» **Task brief**
Reproduce the listing that follows with no differences at all.

» **Data for this exercise**
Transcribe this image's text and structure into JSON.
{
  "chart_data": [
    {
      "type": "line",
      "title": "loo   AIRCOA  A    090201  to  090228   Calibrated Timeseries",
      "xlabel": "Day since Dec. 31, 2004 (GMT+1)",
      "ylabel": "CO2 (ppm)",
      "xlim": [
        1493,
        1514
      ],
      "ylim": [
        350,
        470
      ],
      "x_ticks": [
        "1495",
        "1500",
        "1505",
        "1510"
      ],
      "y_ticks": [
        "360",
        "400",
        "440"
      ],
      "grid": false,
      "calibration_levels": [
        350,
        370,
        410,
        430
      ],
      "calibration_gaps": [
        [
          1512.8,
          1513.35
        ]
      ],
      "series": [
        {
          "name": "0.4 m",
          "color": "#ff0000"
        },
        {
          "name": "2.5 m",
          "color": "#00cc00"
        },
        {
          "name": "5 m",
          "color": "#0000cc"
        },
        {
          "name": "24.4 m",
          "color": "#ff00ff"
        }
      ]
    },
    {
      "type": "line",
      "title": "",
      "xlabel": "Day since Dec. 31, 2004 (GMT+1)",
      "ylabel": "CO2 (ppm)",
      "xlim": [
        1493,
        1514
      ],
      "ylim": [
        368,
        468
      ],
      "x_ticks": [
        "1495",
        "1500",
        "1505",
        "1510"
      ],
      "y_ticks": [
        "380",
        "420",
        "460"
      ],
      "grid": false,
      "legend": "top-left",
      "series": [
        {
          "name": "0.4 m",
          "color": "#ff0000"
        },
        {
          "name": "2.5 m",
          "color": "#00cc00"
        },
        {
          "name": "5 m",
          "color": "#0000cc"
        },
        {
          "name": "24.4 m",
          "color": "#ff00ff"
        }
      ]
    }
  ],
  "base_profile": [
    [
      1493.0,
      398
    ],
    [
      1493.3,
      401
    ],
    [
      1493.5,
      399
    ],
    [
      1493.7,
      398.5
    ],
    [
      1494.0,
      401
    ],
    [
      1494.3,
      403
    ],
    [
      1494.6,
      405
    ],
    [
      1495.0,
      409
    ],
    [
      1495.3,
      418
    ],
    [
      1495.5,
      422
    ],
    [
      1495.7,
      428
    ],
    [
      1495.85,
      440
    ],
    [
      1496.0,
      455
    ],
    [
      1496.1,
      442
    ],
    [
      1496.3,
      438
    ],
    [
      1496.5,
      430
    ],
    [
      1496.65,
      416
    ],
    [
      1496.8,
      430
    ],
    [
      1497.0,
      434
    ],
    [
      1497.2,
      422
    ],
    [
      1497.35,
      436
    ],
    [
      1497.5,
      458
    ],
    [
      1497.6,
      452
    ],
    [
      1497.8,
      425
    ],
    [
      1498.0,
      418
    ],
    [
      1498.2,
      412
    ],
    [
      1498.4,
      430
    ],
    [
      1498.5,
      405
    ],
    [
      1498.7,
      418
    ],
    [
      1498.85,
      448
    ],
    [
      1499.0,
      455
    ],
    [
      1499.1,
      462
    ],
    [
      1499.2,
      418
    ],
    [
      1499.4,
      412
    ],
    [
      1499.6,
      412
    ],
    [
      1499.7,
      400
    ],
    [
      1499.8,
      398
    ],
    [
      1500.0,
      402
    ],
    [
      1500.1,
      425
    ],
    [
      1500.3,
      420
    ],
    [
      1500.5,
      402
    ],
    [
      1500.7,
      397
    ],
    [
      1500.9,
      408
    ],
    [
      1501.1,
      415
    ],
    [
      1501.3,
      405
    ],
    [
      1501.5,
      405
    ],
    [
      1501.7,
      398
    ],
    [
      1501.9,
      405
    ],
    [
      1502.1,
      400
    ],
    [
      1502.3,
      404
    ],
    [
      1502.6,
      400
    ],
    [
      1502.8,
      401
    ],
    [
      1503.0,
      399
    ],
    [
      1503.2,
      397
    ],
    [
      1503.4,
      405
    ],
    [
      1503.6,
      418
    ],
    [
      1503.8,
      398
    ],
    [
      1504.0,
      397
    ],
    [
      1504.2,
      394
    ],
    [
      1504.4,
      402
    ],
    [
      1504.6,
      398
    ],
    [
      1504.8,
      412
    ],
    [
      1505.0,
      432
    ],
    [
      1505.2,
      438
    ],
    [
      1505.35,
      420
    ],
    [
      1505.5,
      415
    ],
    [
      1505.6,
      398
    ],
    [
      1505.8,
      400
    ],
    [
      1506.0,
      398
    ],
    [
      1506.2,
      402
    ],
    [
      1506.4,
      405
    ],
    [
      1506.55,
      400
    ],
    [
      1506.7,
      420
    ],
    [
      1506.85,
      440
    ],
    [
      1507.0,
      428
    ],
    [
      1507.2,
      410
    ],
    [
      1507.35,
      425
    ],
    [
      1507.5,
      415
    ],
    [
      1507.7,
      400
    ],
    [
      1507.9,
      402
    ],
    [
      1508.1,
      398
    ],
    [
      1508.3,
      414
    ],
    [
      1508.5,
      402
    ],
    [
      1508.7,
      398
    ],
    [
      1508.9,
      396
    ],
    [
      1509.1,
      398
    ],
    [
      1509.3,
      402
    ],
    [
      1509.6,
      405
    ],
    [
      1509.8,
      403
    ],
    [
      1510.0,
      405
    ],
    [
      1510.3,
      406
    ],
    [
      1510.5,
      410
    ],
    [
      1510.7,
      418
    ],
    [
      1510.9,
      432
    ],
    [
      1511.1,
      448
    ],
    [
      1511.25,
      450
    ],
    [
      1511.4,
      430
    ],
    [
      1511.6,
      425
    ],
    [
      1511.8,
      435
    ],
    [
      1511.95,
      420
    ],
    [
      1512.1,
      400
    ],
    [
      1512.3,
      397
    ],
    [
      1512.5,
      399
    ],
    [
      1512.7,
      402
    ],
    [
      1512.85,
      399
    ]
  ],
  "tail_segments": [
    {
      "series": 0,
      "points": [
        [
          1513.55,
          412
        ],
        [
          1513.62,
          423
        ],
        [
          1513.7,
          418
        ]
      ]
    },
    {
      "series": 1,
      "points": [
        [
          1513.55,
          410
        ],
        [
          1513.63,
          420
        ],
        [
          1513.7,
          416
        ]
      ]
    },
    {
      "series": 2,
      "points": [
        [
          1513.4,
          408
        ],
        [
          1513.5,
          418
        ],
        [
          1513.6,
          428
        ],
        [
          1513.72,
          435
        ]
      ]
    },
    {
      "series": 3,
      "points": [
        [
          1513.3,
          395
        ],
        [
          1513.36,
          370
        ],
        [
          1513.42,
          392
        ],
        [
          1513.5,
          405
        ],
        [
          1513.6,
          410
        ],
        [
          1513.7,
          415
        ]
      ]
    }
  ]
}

» **Answer**
Transcribe this image's text and structure into JSON.
{
  "chart_data": [
    {
      "type": "line",
      "title": "loo   AIRCOA  A    090201  to  090228   Calibrated Timeseries",
      "xlabel": "Day since Dec. 31, 2004 (GMT+1)",
      "ylabel": "CO2 (ppm)",
      "xlim": [
        1493,
        1514
      ],
      "ylim": [
        350,
        470
      ],
      "x_ticks": [
        "1495",
        "1500",
        "1505",
        "1510"
      ],
      "y_ticks": [
        "360",
        "400",
        "440"
      ],
      "grid": false,
      "calibration_levels": [
        350,
        370,
        410,
        430
      ],
      "calibration_gaps": [
        [
          1512.8,
          1513.35
        ]
      ],
      "series": [
        {
          "name": "0.4 m",
          "color": "#ff0000"
        },
        {
          "name": "2.5 m",
          "color": "#00cc00"
        },
        {
          "name": "5 m",
          "color": "#0000cc"
        },
        {
          "name": "24.4 m",
          "color": "#ff00ff"
        }
      ]
    },
    {
      "type": "line",
      "title": "",
      "xlabel": "Day since Dec. 31, 2004 (GMT+1)",
      "ylabel": "CO2 (ppm)",
      "xlim": [
        1493,
        1514
      ],
      "ylim": [
        368,
        468
      ],
      "x_ticks": [
        "1495",
        "1500",
        "1505",
        "1510"
      ],
      "y_ticks": [
        "380",
        "420",
        "460"
      ],
      "grid": false,
      "legend": "top-left",
      "series": [
        {
          "name": "0.4 m",
          "color": "#ff0000"
        },
        {
          "name": "2.5 m",
          "color": "#00cc00"
        },
        {
          "name": "5 m",
          "color": "#0000cc"
        },
        {
          "name": "24.4 m",
          "color": "#ff00ff"
        }
      ]
    }
  ],
  "base_profile": [
    [
      1493.0,
      398
    ],
    [
      1493.3,
      401
    ],
    [
      1493.5,
      399
    ],
    [
      1493.7,
      398.5
    ],
    [
      1494.0,
      401
    ],
    [
      1494.3,
      403
    ],
    [
      1494.6,
      405
    ],
    [
      1495.0,
      409
    ],
    [
      1495.3,
      418
    ],
    [
      1495.5,
      422
    ],
    [
      1495.7,
      428
    ],
    [
      1495.85,
      440
    ],
    [
      1496.0,
      455
    ],
    [
      1496.1,
      442
    ],
    [
      1496.3,
      438
    ],
    [
      1496.5,
      430
    ],
    [
      1496.65,
      416
    ],
    [
      1496.8,
      430
    ],
    [
      1497.0,
      434
    ],
    [
      1497.2,
      422
    ],
    [
      1497.35,
      436
    ],
    [
      1497.5,
      458
    ],
    [
      1497.6,
      452
    ],
    [
      1497.8,
      425
    ],
    [
      1498.0,
      418
    ],
    [
      1498.2,
      412
    ],
    [
      1498.4,
      430
    ],
    [
      1498.5,
      405
    ],
    [
      1498.7,
      418
    ],
    [
      1498.85,
      448
    ],
    [
      1499.0,
      455
    ],
    [
      1499.1,
      462
    ],
    [
      1499.2,
      418
    ],
    [
      1499.4,
      412
    ],
    [
      1499.6,
      412
    ],
    [
      1499.7,
      400
    ],
    [
      1499.8,
      398
    ],
    [
      1500.0,
      402
    ],
    [
      1500.1,
      425
    ],
    [
      1500.3,
      420
    ],
    [
      1500.5,
      402
    ],
    [
      1500.7,
      397
    ],
    [
      1500.9,
      408
    ],
    [
      1501.1,
      415
    ],
    [
      1501.3,
      405
    ],
    [
      1501.5,
      405
    ],
    [
      1501.7,
      398
    ],
    [
      1501.9,
      405
    ],
    [
      1502.1,
      400
    ],
    [
      1502.3,
      404
    ],
    [
      1502.6,
      400
    ],
    [
      1502.8,
      401
    ],
    [
      1503.0,
      399
    ],
    [
      1503.2,
      397
    ],
    [
      1503.4,
      405
    ],
    [
      1503.6,
      418
    ],
    [
      1503.8,
      398
    ],
    [
      1504.0,
      397
    ],
    [
      1504.2,
      394
    ],
    [
      1504.4,
      402
    ],
    [
      1504.6,
      398
    ],
    [
      1504.8,
      412
    ],
    [
      1505.0,
      432
    ],
    [
      1505.2,
      438
    ],
    [
      1505.35,
      420
    ],
    [
      1505.5,
      415
    ],
    [
      1505.6,
      398
    ],
    [
      1505.8,
      400
    ],
    [
      1506.0,
      398
    ],
    [
      1506.2,
      402
    ],
    [
      1506.4,
      405
    ],
    [
      1506.55,
      400
    ],
    [
      1506.7,
      420
    ],
    [
      1506.85,
      440
    ],
    [
      1507.0,
      428
    ],
    [
      1507.2,
      410
    ],
    [
      1507.35,
      425
    ],
    [
      1507.5,
      415
    ],
    [
      1507.7,
      400
    ],
    [
      1507.9,
      402
    ],
    [
      1508.1,
      398
    ],
    [
      1508.3,
      414
    ],
    [
      1508.5,
      402
    ],
    [
      1508.7,
      398
    ],
    [
      1508.9,
      396
    ],
    [
      1509.1,
      398
    ],
    [
      1509.3,
      402
    ],
    [
      1509.6,
      405
    ],
    [
      1509.8,
      403
    ],
    [
      1510.0,
      405
    ],
    [
      1510.3,
      406
    ],
    [
      1510.5,
      410
    ],
    [
      1510.7,
      418
    ],
    [
      1510.9,
      432
    ],
    [
      1511.1,
      448
    ],
    [
      1511.25,
      450
    ],
    [
      1511.4,
      430
    ],
    [
      1511.6,
      425
    ],
    [
      1511.8,
      435
    ],
    [
      1511.95,
      420
    ],
    [
      1512.1,
      400
    ],
    [
      1512.3,
      397
    ],
    [
      1512.5,
      399
    ],
    [
      1512.7,
      402
    ],
    [
      1512.85,
      399
    ]
  ],
  "tail_segments": [
    {
      "series": 0,
      "points": [
        [
          1513.55,
          412
        ],
        [
          1513.62,
          423
        ],
        [
          1513.7,
          418
        ]
      ]
    },
    {
      "series": 1,
      "points": [
        [
          1513.55,
          410
        ],
        [
          1513.63,
          420
        ],
        [
          1513.7,
          416
        ]
      ]
    },
    {
      "series": 2,
      "points": [
        [
          1513.4,
          408
        ],
        [
          1513.5,
          418
        ],
        [
          1513.6,
          428
        ],
        [
          1513.72,
          435
        ]
      ]
    },
    {
      "series": 3,
      "points": [
        [
          1513.3,
          395
        ],
        [
          1513.36,
          370
        ],
        [
          1513.42,
          392
        ],
        [
          1513.5,
          405
        ],
        [
          1513.6,
          410
        ],
        [
          1513.7,
          415
        ]
      ]
    }
  ]
}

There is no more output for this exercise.